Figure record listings

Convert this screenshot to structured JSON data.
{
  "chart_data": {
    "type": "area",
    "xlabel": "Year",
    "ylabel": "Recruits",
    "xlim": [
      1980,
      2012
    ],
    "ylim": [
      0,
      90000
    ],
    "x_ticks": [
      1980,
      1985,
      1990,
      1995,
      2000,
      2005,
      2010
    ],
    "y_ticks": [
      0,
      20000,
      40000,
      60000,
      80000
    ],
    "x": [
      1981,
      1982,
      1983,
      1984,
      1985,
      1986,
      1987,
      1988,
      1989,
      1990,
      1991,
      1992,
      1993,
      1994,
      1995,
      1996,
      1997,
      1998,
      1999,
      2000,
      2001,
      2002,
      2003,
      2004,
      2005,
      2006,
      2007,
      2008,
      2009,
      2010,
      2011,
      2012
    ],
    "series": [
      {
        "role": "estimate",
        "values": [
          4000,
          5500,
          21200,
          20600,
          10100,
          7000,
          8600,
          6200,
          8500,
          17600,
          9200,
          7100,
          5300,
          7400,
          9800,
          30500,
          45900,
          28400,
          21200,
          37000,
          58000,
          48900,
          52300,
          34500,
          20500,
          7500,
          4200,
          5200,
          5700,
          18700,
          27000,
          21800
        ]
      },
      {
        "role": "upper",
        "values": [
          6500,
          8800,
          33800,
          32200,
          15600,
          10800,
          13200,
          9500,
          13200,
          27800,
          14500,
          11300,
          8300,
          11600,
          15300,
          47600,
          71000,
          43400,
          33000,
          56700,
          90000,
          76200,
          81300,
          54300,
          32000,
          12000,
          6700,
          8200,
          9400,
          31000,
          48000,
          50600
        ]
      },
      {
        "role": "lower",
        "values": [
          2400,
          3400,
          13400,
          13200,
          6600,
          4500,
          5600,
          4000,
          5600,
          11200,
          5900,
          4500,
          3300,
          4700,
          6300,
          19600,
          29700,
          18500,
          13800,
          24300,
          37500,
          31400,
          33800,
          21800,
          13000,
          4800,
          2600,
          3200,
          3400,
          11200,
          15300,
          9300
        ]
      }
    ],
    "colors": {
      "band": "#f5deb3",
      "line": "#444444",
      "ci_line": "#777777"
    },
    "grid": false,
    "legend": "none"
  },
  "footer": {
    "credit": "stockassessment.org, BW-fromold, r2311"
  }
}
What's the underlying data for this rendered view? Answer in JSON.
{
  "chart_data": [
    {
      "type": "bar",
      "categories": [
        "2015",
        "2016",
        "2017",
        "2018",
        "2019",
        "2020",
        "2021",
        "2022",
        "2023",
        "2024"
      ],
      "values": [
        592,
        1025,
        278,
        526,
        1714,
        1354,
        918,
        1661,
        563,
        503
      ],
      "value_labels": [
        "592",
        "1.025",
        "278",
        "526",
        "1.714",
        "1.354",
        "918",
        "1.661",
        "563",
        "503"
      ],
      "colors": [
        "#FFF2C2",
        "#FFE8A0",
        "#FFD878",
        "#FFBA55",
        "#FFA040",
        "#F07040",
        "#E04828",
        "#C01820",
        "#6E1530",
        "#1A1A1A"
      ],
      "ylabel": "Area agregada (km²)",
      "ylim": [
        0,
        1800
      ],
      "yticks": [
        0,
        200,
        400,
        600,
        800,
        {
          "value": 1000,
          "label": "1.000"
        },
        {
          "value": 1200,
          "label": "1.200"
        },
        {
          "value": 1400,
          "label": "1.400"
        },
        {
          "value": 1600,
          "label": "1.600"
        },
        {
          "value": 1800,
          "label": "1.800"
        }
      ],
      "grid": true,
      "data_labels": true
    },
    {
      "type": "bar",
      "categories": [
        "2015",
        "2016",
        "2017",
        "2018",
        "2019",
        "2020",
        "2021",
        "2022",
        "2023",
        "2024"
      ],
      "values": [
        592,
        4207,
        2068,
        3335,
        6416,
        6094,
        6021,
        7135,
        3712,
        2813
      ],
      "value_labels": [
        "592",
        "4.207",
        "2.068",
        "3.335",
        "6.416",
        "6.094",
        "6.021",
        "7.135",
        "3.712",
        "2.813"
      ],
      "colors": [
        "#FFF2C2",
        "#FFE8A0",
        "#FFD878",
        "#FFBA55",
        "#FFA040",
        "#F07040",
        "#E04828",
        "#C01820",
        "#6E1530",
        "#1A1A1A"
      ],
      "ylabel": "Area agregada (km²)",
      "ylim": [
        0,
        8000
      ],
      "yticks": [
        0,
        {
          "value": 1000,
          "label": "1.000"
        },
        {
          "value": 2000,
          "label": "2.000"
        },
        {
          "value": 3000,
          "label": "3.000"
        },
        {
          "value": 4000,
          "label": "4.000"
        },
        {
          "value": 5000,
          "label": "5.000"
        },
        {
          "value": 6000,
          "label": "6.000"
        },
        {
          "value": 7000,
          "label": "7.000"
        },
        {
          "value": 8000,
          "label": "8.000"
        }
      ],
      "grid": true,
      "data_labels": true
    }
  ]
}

> **WORK TO BE COMPLETED**
Above are the records; retype every one exactly.

> **SOLUTION TO THE EXERCISE**
Convert this screenshot to structured JSON data.
{
  "chart_data": {
    "type": "area",
    "xlabel": "Year",
    "ylabel": "Recruits",
    "xlim": [
      1980,
      2012
    ],
    "ylim": [
      0,
      90000
    ],
    "x_ticks": [
      1980,
      1985,
      1990,
      1995,
      2000,
      2005,
      2010
    ],
    "y_ticks": [
      0,
      20000,
      40000,
      60000,
      80000
    ],
    "x": [
      1981,
      1982,
      1983,
      1984,
      1985,
      1986,
      1987,
      1988,
      1989,
      1990,
      1991,
      1992,
      1993,
      1994,
      1995,
      1996,
      1997,
      1998,
      1999,
      2000,
      2001,
      2002,
      2003,
      2004,
      2005,
      2006,
      2007,
      2008,
      2009,
      2010,
      2011,
      2012
    ],
    "series": [
      {
        "role": "estimate",
        "values": [
          4000,
          5500,
          21200,
          20600,
          10100,
          7000,
          8600,
          6200,
          8500,
          17600,
          9200,
          7100,
          5300,
          7400,
          9800,
          30500,
          45900,
          28400,
          21200,
          37000,
          58000,
          48900,
          52300,
          34500,
          20500,
          7500,
          4200,
          5200,
          5700,
          18700,
          27000,
          21800
        ]
      },
      {
        "role": "upper",
        "values": [
          6500,
          8800,
          33800,
          32200,
          15600,
          10800,
          13200,
          9500,
          13200,
          27800,
          14500,
          11300,
          8300,
          11600,
          15300,
          47600,
          71000,
          43400,
          33000,
          56700,
          90000,
          76200,
          81300,
          54300,
          32000,
          12000,
          6700,
          8200,
          9400,
          31000,
          48000,
          50600
        ]
      },
      {
        "role": "lower",
        "values": [
          2400,
          3400,
          13400,
          13200,
          6600,
          4500,
          5600,
          4000,
          5600,
          11200,
          5900,
          4500,
          3300,
          4700,
          6300,
          19600,
          29700,
          18500,
          13800,
          24300,
          37500,
          31400,
          33800,
          21800,
          13000,
          4800,
          2600,
          3200,
          3400,
          11200,
          15300,
          9300
        ]
      }
    ],
    "colors": {
      "band": "#f5deb3",
      "line": "#444444",
      "ci_line": "#777777"
    },
    "grid": false,
    "legend": "none"
  },
  "footer": {
    "credit": "stockassessment.org, BW-fromold, r2311"
  }
}
What's the underlying data for this rendered view? Answer in JSON.
{
  "chart_data": [
    {
      "type": "bar",
      "categories": [
        "2015",
        "2016",
        "2017",
        "2018",
        "2019",
        "2020",
        "2021",
        "2022",
        "2023",
        "2024"
      ],
      "values": [
        592,
        1025,
        278,
        526,
        1714,
        1354,
        918,
        1661,
        563,
        503
      ],
      "value_labels": [
        "592",
        "1.025",
        "278",
        "526",
        "1.714",
        "1.354",
        "918",
        "1.661",
        "563",
        "503"
      ],
      "colors": [
        "#FFF2C2",
        "#FFE8A0",
        "#FFD878",
        "#FFBA55",
        "#FFA040",
        "#F07040",
        "#E04828",
        "#C01820",
        "#6E1530",
        "#1A1A1A"
      ],
      "ylabel": "Area agregada (km²)",
      "ylim": [
        0,
        1800
      ],
      "yticks": [
        0,
        200,
        400,
        600,
        800,
        {
          "value": 1000,
          "label": "1.000"
        },
        {
          "value": 1200,
          "label": "1.200"
        },
        {
          "value": 1400,
          "label": "1.400"
        },
        {
          "value": 1600,
          "label": "1.600"
        },
        {
          "value": 1800,
          "label": "1.800"
        }
      ],
      "grid": true,
      "data_labels": true
    },
    {
      "type": "bar",
      "categories": [
        "2015",
        "2016",
        "2017",
        "2018",
        "2019",
        "2020",
        "2021",
        "2022",
        "2023",
        "2024"
      ],
      "values": [
        592,
        4207,
        2068,
        3335,
        6416,
        6094,
        6021,
        7135,
        3712,
        2813
      ],
      "value_labels": [
        "592",
        "4.207",
        "2.068",
        "3.335",
        "6.416",
        "6.094",
        "6.021",
        "7.135",
        "3.712",
        "2.813"
      ],
      "colors": [
        "#FFF2C2",
        "#FFE8A0",
        "#FFD878",
        "#FFBA55",
        "#FFA040",
        "#F07040",
        "#E04828",
        "#C01820",
        "#6E1530",
        "#1A1A1A"
      ],
      "ylabel": "Area agregada (km²)",
      "ylim": [
        0,
        8000
      ],
      "yticks": [
        0,
        {
          "value": 1000,
          "label": "1.000"
        },
        {
          "value": 2000,
          "label": "2.000"
        },
        {
          "value": 3000,
          "label": "3.000"
        },
        {
          "value": 4000,
          "label": "4.000"
        },
        {
          "value": 5000,
          "label": "5.000"
        },
        {
          "value": 6000,
          "label": "6.000"
        },
        {
          "value": 7000,
          "label": "7.000"
        },
        {
          "value": 8000,
          "label": "8.000"
        }
      ],
      "grid": true,
      "data_labels": true
    }
  ]
}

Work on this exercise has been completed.